> PASSAGE PROVIDED
Which codes make an installation "unsatisfactory"

Put simply: any C1, C2 or FI makes the report unsatisfactory. A report with nothing worse than C3s is satisfactory and you have no legal work to do.

So a report listing "C2, C2, C3" is unsatisfactory because of the two C2s. The C3 is irrelevant to the pass or fail. Read the summary line, then scan the observations for those three codes only.

The 28-day remedial deadline

Since 1 June 2020 for new tenancies, and 1 April 2021 for all existing tenancies in England, landlords must keep the electrical installation safe under the Electrical Safety Standards in the Private Rented Sector (England) Regulations 2020. The installation must be inspected and tested at least every five years.

Where a report is unsatisfactory, the rule is precise. You must carry out the remedial or further investigative work within 28 days of the inspection, or sooner if the report specifies a shorter period. Then you must get written confirmation from the electrician that the work is done and the installation now meets the standard, and supply that confirmation to your tenants (within 28 days of the work finishing) and to the local authority (within 28 days).

The government's guidance for landlords sets this out in full. Note the deadline runs from the inspection date, not from the day you happened to open the email.

Worked example: the 28-day clock

Say your inspection happens on Monday 1 June 2026 and the report comes back unsatisfactory with two C2s.

  • 1 June - inspection date. The 28-day clock starts now.
  • By 29 June - remedial work must be complete. That is your hard deadline.
  • Within 28 days of completion - you send the written confirmation of completion to the tenant and, on request, to the local authority.

If the report had said "remedial work required within 14 days" for a particular item, that shorter period wins for that item. Always check the report for a stated deadline before assuming you have the full 28 days.

What the fixes typically involve (illustrative example)

Costs vary by region, property and electrician, so treat the figures below as an illustrative worked example rather than a quote. Imagine a two-bed flat that came back with these C2s:

Observation (C2)Illustrative remedial cost
No RCD protection on socket circuits£250 (upgrade consumer unit)

Bounding box prediction data
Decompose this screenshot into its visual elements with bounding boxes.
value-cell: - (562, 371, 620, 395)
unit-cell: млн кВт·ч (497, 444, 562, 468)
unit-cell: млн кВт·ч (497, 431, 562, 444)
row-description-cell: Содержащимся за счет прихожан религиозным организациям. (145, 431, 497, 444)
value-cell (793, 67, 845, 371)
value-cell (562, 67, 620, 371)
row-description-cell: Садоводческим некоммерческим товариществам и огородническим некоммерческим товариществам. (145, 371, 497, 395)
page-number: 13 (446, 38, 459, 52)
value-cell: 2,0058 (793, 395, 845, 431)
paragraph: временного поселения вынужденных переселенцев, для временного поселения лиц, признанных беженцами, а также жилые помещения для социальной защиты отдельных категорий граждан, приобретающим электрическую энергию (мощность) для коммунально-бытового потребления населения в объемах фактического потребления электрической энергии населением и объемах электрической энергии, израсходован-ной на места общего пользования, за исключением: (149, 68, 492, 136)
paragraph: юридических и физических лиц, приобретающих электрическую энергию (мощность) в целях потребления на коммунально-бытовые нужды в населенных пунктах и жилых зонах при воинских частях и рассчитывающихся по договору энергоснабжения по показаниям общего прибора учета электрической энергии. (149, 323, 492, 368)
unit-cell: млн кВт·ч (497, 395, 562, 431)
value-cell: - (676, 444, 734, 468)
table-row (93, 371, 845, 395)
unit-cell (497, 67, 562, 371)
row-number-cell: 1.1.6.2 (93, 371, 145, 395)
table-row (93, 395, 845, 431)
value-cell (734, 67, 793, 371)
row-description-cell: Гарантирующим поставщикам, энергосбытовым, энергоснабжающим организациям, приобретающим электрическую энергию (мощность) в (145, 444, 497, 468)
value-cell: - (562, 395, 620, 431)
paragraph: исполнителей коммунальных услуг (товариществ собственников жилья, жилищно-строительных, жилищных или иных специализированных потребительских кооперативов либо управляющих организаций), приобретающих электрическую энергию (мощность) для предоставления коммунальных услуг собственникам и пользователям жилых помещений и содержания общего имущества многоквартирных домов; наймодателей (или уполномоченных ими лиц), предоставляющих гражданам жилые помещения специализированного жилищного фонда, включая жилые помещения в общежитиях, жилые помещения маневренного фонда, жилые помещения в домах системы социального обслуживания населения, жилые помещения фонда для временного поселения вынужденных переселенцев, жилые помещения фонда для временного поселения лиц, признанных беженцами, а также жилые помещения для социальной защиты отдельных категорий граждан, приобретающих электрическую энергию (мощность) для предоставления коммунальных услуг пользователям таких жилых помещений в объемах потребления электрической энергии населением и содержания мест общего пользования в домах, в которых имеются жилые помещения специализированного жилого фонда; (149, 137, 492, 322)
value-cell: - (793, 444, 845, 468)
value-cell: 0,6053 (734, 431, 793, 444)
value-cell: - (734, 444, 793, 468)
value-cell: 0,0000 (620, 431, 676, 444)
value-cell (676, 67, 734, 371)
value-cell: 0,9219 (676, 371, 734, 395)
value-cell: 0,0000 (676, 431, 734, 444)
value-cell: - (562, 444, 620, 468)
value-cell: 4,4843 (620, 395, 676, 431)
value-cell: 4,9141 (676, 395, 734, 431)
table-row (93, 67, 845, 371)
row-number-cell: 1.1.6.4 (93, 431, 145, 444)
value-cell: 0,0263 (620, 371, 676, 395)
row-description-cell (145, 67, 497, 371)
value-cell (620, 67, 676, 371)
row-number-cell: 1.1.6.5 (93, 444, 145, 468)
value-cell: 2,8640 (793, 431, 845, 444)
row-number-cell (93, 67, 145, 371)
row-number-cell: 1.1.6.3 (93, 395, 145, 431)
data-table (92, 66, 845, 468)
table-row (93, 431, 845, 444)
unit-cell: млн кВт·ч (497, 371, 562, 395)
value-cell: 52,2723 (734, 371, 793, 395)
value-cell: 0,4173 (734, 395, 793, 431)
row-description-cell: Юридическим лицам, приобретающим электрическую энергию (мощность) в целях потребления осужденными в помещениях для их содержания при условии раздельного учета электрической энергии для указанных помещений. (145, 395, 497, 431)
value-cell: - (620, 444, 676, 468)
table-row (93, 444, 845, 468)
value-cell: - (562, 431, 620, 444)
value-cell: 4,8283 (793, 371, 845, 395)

> QUESTIONS ON THE MATERIAL
1) Retype the passage on unsatisfactory electrical reports between "Since 1 June" and "(within 28 days).", inclusive.
2) Translate this sentence from the passage on unsatisfactory electrical reports into Spanish: "The installation must be inspected and tested at least every five years."
3) Using the passage on unsatisfactory electrical reports, answer yes or no to whether each statement agrees with it, and quote the words that settle each one.
(a) A report with nothing worse than C3s counts as satisfactory.
(b) The 28-day deadline starts on the day the landlord opens the email.
(c) The installation has to be inspected and tested at least every three years.

> RESPONSES
1)
Since 1 June 2020 for new tenancies, and 1 April 2021 for all existing tenancies in England, landlords must keep the electrical installation safe under the Electrical Safety Standards in the Private Rented Sector (England) Regulations 2020. The installation must be inspected and tested at least every five years.

Where a report is unsatisfactory, the rule is precise. You must carry out the remedial or further investigative work within 28 days of the inspection, or sooner if the report specifies a shorter period. Then you must get written confirmation from the electrician that the work is done and the installation now meets the standard, and supply that confirmation to your tenants (within 28 days of the work finishing) and to the local authority (within 28 days).

2) La instalación debe inspeccionarse y probarse al menos cada cinco años.

3)
(a) Yes: "A report with nothing worse than C3s is satisfactory and you have no legal work to do."
(b) No: "Note the deadline runs from the inspection date, not from the day you happened to open the email."
(c) No: "The installation must be inspected and tested at least every five years."